[Aim]
Type every record exactly as it appears.

[Information supplied]
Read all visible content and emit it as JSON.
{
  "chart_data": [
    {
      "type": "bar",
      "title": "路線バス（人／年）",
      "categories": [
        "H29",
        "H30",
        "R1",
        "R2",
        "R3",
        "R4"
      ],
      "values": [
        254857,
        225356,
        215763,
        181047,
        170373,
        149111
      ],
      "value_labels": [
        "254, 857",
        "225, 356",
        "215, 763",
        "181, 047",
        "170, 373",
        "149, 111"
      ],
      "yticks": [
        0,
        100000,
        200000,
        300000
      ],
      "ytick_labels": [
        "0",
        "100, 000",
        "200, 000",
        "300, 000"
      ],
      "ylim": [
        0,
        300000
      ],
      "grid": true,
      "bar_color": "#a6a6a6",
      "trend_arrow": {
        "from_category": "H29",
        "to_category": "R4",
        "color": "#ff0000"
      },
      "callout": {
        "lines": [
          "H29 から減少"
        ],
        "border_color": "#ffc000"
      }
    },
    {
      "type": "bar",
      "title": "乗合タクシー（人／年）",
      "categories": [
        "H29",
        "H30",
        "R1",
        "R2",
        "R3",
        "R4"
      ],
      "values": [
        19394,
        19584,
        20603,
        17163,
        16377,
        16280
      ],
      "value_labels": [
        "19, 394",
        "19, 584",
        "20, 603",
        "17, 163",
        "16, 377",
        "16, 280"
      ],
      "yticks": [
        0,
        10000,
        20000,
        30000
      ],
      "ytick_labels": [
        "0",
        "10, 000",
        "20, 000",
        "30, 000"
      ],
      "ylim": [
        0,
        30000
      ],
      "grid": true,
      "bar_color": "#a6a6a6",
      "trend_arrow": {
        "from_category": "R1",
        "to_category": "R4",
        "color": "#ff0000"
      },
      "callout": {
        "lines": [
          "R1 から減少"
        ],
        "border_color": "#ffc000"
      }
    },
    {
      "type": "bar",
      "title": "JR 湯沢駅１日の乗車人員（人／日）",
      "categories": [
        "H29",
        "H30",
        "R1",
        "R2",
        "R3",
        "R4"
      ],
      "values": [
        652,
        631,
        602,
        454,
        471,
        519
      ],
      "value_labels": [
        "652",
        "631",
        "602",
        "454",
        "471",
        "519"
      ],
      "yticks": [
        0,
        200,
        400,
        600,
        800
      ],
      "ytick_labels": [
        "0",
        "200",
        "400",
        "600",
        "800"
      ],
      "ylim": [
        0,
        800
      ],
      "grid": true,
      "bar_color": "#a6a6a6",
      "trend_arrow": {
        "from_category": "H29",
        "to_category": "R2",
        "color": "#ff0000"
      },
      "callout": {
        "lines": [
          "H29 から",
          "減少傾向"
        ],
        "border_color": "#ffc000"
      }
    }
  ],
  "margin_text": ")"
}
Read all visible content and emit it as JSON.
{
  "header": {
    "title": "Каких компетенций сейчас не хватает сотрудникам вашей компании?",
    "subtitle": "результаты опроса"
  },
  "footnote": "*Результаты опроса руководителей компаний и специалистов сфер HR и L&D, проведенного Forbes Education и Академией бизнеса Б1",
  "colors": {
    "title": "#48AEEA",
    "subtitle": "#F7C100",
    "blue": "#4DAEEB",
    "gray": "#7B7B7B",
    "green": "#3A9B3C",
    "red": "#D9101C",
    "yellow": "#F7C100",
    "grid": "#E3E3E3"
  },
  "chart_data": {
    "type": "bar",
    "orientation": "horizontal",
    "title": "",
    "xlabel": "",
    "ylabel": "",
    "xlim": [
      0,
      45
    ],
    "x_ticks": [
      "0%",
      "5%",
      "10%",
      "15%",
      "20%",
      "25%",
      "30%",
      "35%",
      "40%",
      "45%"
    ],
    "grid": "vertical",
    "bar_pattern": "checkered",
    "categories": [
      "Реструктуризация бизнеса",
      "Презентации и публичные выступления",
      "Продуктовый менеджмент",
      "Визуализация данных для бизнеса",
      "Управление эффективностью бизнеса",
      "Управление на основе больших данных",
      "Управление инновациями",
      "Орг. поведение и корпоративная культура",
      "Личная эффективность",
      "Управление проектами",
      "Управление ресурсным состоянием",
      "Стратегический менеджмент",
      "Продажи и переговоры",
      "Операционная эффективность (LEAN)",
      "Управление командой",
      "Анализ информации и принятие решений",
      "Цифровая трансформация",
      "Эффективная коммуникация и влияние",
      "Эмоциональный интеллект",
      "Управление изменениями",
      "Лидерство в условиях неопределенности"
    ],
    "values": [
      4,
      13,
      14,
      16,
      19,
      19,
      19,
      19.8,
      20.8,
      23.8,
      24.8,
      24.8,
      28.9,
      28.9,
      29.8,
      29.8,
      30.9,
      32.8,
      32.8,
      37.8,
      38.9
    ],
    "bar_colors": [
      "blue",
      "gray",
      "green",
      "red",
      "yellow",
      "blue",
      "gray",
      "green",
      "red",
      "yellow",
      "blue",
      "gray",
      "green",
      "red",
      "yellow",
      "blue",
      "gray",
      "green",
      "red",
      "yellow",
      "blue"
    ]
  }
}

[Solution to this exercise]
Read all visible content and emit it as JSON.
{
  "chart_data": [
    {
      "type": "bar",
      "title": "路線バス（人／年）",
      "categories": [
        "H29",
        "H30",
        "R1",
        "R2",
        "R3",
        "R4"
      ],
      "values": [
        254857,
        225356,
        215763,
        181047,
        170373,
        149111
      ],
      "value_labels": [
        "254, 857",
        "225, 356",
        "215, 763",
        "181, 047",
        "170, 373",
        "149, 111"
      ],
      "yticks": [
        0,
        100000,
        200000,
        300000
      ],
      "ytick_labels": [
        "0",
        "100, 000",
        "200, 000",
        "300, 000"
      ],
      "ylim": [
        0,
        300000
      ],
      "grid": true,
      "bar_color": "#a6a6a6",
      "trend_arrow": {
        "from_category": "H29",
        "to_category": "R4",
        "color": "#ff0000"
      },
      "callout": {
        "lines": [
          "H29 から減少"
        ],
        "border_color": "#ffc000"
      }
    },
    {
      "type": "bar",
      "title": "乗合タクシー（人／年）",
      "categories": [
        "H29",
        "H30",
        "R1",
        "R2",
        "R3",
        "R4"
      ],
      "values": [
        19394,
        19584,
        20603,
        17163,
        16377,
        16280
      ],
      "value_labels": [
        "19, 394",
        "19, 584",
        "20, 603",
        "17, 163",
        "16, 377",
        "16, 280"
      ],
      "yticks": [
        0,
        10000,
        20000,
        30000
      ],
      "ytick_labels": [
        "0",
        "10, 000",
        "20, 000",
        "30, 000"
      ],
      "ylim": [
        0,
        30000
      ],
      "grid": true,
      "bar_color": "#a6a6a6",
      "trend_arrow": {
        "from_category": "R1",
        "to_category": "R4",
        "color": "#ff0000"
      },
      "callout": {
        "lines": [
          "R1 から減少"
        ],
        "border_color": "#ffc000"
      }
    },
    {
      "type": "bar",
      "title": "JR 湯沢駅１日の乗車人員（人／日）",
      "categories": [
        "H29",
        "H30",
        "R1",
        "R2",
        "R3",
        "R4"
      ],
      "values": [
        652,
        631,
        602,
        454,
        471,
        519
      ],
      "value_labels": [
        "652",
        "631",
        "602",
        "454",
        "471",
        "519"
      ],
      "yticks": [
        0,
        200,
        400,
        600,
        800
      ],
      "ytick_labels": [
        "0",
        "200",
        "400",
        "600",
        "800"
      ],
      "ylim": [
        0,
        800
      ],
      "grid": true,
      "bar_color": "#a6a6a6",
      "trend_arrow": {
        "from_category": "H29",
        "to_category": "R2",
        "color": "#ff0000"
      },
      "callout": {
        "lines": [
          "H29 から",
          "減少傾向"
        ],
        "border_color": "#ffc000"
      }
    }
  ],
  "margin_text": ")"
}
Read all visible content and emit it as JSON.
{
  "header": {
    "title": "Каких компетенций сейчас не хватает сотрудникам вашей компании?",
    "subtitle": "результаты опроса"
  },
  "footnote": "*Результаты опроса руководителей компаний и специалистов сфер HR и L&D, проведенного Forbes Education и Академией бизнеса Б1",
  "colors": {
    "title": "#48AEEA",
    "subtitle": "#F7C100",
    "blue": "#4DAEEB",
    "gray": "#7B7B7B",
    "green": "#3A9B3C",
    "red": "#D9101C",
    "yellow": "#F7C100",
    "grid": "#E3E3E3"
  },
  "chart_data": {
    "type": "bar",
    "orientation": "horizontal",
    "title": "",
    "xlabel": "",
    "ylabel": "",
    "xlim": [
      0,
      45
    ],
    "x_ticks": [
      "0%",
      "5%",
      "10%",
      "15%",
      "20%",
      "25%",
      "30%",
      "35%",
      "40%",
      "45%"
    ],
    "grid": "vertical",
    "bar_pattern": "checkered",
    "categories": [
      "Реструктуризация бизнеса",
      "Презентации и публичные выступления",
      "Продуктовый менеджмент",
      "Визуализация данных для бизнеса",
      "Управление эффективностью бизнеса",
      "Управление на основе больших данных",
      "Управление инновациями",
      "Орг. поведение и корпоративная культура",
      "Личная эффективность",
      "Управление проектами",
      "Управление ресурсным состоянием",
      "Стратегический менеджмент",
      "Продажи и переговоры",
      "Операционная эффективность (LEAN)",
      "Управление командой",
      "Анализ информации и принятие решений",
      "Цифровая трансформация",
      "Эффективная коммуникация и влияние",
      "Эмоциональный интеллект",
      "Управление изменениями",
      "Лидерство в условиях неопределенности"
    ],
    "values": [
      4,
      13,
      14,
      16,
      19,
      19,
      19,
      19.8,
      20.8,
      23.8,
      24.8,
      24.8,
      28.9,
      28.9,
      29.8,
      29.8,
      30.9,
      32.8,
      32.8,
      37.8,
      38.9
    ],
    "bar_colors": [
      "blue",
      "gray",
      "green",
      "red",
      "yellow",
      "blue",
      "gray",
      "green",
      "red",
      "yellow",
      "blue",
      "gray",
      "green",
      "red",
      "yellow",
      "blue",
      "gray",
      "green",
      "red",
      "yellow",
      "blue"
    ]
  }
}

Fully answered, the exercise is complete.